- _INSTRUCTION_
Output every line of the entries from the first one through the line containing "71, 1417, 840]", inclusive, as a JSON list of strings with one string per line, leaving out blank lines.
# # # # # # #
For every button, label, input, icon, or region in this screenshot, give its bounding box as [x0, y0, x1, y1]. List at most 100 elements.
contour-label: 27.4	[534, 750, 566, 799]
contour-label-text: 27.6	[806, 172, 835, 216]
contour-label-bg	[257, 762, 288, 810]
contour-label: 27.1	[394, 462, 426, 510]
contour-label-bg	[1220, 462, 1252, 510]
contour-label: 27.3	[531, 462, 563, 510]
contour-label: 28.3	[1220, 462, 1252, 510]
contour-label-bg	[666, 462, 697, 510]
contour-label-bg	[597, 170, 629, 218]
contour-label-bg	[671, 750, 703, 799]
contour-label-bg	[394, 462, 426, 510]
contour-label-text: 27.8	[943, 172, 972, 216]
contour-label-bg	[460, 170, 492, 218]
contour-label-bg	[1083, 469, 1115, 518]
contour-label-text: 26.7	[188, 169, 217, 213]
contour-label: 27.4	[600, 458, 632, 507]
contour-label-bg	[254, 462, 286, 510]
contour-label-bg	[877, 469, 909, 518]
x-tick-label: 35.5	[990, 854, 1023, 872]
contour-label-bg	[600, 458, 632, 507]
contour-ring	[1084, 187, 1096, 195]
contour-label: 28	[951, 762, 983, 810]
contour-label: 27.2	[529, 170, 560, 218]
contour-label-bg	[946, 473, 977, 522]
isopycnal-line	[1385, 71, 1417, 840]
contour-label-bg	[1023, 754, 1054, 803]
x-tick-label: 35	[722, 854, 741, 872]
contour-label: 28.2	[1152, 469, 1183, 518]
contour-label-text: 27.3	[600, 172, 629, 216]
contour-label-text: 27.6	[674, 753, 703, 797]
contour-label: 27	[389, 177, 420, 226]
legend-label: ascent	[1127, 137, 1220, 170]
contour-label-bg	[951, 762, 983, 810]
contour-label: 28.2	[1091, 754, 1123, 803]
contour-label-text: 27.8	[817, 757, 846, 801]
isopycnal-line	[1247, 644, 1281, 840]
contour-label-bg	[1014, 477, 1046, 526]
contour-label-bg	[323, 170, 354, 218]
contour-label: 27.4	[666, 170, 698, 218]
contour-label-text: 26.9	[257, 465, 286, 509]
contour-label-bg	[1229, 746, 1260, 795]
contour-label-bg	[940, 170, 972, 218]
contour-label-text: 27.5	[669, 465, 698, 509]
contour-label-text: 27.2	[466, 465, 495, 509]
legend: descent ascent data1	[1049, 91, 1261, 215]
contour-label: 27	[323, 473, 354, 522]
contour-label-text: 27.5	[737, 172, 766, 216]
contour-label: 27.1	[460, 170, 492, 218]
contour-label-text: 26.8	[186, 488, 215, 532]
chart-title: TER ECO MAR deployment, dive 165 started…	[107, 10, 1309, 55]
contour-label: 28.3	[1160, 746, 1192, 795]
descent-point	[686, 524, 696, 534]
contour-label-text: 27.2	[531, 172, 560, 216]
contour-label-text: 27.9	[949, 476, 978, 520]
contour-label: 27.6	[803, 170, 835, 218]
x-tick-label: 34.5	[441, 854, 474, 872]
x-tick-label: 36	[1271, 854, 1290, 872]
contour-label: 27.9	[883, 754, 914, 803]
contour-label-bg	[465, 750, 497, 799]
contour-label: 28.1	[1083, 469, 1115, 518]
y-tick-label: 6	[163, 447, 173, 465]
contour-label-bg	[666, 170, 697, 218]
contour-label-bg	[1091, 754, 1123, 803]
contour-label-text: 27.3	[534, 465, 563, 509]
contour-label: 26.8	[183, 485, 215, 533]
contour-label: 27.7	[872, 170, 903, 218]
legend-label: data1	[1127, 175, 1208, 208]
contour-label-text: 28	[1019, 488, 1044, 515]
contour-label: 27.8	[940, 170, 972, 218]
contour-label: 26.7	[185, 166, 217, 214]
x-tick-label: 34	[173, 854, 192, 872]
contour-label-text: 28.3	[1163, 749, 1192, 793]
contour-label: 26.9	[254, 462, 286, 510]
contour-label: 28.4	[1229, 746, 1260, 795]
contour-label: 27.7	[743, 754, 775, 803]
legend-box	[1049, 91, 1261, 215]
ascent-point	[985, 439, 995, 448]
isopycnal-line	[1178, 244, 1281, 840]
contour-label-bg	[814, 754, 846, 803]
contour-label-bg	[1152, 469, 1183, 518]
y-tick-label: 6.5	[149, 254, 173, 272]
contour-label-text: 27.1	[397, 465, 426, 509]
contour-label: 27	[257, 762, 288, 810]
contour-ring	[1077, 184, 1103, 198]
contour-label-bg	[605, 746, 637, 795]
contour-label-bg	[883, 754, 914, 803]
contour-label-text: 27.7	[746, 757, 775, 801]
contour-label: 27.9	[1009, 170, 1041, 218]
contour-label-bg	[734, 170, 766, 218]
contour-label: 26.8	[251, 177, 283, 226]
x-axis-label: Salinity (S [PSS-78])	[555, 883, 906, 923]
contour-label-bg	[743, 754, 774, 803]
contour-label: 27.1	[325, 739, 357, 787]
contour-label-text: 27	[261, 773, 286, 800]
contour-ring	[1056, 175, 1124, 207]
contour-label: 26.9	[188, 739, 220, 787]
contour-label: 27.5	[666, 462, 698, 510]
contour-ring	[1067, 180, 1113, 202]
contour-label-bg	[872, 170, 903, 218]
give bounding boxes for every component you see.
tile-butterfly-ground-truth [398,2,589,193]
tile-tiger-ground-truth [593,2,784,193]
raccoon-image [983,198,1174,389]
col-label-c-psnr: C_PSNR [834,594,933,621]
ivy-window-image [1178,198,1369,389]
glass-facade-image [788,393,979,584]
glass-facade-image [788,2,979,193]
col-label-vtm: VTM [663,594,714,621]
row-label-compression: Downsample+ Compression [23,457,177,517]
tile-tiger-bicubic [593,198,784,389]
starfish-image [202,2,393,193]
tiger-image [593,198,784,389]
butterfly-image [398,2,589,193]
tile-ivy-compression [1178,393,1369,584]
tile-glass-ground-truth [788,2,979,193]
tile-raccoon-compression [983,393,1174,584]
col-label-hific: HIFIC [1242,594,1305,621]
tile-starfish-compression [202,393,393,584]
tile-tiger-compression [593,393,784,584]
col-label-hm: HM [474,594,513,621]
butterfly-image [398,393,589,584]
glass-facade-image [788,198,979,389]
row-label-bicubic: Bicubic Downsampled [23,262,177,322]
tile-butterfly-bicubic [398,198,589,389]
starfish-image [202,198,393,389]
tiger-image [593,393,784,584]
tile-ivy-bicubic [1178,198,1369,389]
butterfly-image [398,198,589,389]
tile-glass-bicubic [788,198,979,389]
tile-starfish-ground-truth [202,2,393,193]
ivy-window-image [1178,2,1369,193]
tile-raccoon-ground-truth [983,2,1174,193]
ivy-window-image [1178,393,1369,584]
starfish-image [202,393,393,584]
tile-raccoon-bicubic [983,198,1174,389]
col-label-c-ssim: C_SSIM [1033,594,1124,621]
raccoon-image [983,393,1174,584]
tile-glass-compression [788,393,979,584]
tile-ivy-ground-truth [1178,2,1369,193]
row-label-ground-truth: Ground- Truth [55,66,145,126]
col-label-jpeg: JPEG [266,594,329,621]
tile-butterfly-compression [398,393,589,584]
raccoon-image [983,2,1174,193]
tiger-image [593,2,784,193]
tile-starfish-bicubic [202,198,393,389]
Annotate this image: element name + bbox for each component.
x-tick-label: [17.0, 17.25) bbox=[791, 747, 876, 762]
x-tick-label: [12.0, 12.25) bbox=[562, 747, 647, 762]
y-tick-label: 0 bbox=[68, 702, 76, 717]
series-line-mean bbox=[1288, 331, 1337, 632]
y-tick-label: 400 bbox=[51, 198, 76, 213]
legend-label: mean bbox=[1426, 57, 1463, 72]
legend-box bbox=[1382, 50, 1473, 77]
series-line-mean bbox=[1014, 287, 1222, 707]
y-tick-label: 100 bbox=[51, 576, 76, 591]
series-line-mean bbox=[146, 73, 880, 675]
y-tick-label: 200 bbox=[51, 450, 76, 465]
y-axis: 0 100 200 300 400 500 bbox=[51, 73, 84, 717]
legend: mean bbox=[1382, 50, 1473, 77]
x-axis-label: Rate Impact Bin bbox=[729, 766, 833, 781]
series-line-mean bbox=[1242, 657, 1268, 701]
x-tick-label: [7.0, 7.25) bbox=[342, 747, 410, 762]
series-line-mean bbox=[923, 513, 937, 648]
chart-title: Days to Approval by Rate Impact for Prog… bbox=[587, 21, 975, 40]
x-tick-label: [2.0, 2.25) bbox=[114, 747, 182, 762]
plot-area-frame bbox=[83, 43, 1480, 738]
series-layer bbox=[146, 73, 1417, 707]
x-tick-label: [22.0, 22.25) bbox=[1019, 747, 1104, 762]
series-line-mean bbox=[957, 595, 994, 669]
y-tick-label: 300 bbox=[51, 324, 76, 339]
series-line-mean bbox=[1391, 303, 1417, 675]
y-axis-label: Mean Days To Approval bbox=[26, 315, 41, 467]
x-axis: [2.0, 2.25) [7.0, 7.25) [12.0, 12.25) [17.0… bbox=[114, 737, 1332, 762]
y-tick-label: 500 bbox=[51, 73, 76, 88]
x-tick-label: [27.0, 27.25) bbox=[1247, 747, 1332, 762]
# # # # # # #
- _TASK OUTPUT_
[
  "For every button, label, input, icon, or region in this screenshot, give its bounding box as [x0, y0, x1, y1]. List at most 100 elements.",
  "contour-label: 27.4\t[534, 750, 566, 799]",
  "contour-label-text: 27.6\t[806, 172, 835, 216]",
  "contour-label-bg\t[257, 762, 288, 810]",
  "contour-label: 27.1\t[394, 462, 426, 510]",
  "contour-label-bg\t[1220, 462, 1252, 510]",
  "contour-label: 27.3\t[531, 462, 563, 510]",
  "contour-label: 28.3\t[1220, 462, 1252, 510]",
  "contour-label-bg\t[666, 462, 697, 510]",
  "contour-label-bg\t[597, 170, 629, 218]",
  "contour-label-bg\t[671, 750, 703, 799]",
  "contour-label-bg\t[394, 462, 426, 510]",
  "contour-label-text: 27.8\t[943, 172, 972, 216]",
  "contour-label-bg\t[460, 170, 492, 218]",
  "contour-label-bg\t[1083, 469, 1115, 518]",
  "contour-label-text: 26.7\t[188, 169, 217, 213]",
  "contour-label: 27.4\t[600, 458, 632, 507]",
  "contour-label-bg\t[254, 462, 286, 510]",
  "contour-label-bg\t[877, 469, 909, 518]",
  "x-tick-label: 35.5\t[990, 854, 1023, 872]",
  "contour-label-bg\t[600, 458, 632, 507]",
  "contour-ring\t[1084, 187, 1096, 195]",
  "contour-label: 28\t[951, 762, 983, 810]",
  "contour-label: 27.2\t[529, 170, 560, 218]",
  "contour-label-bg\t[946, 473, 977, 522]",
  "isopycnal-line\t[1385, 71, 1417, 840]"
]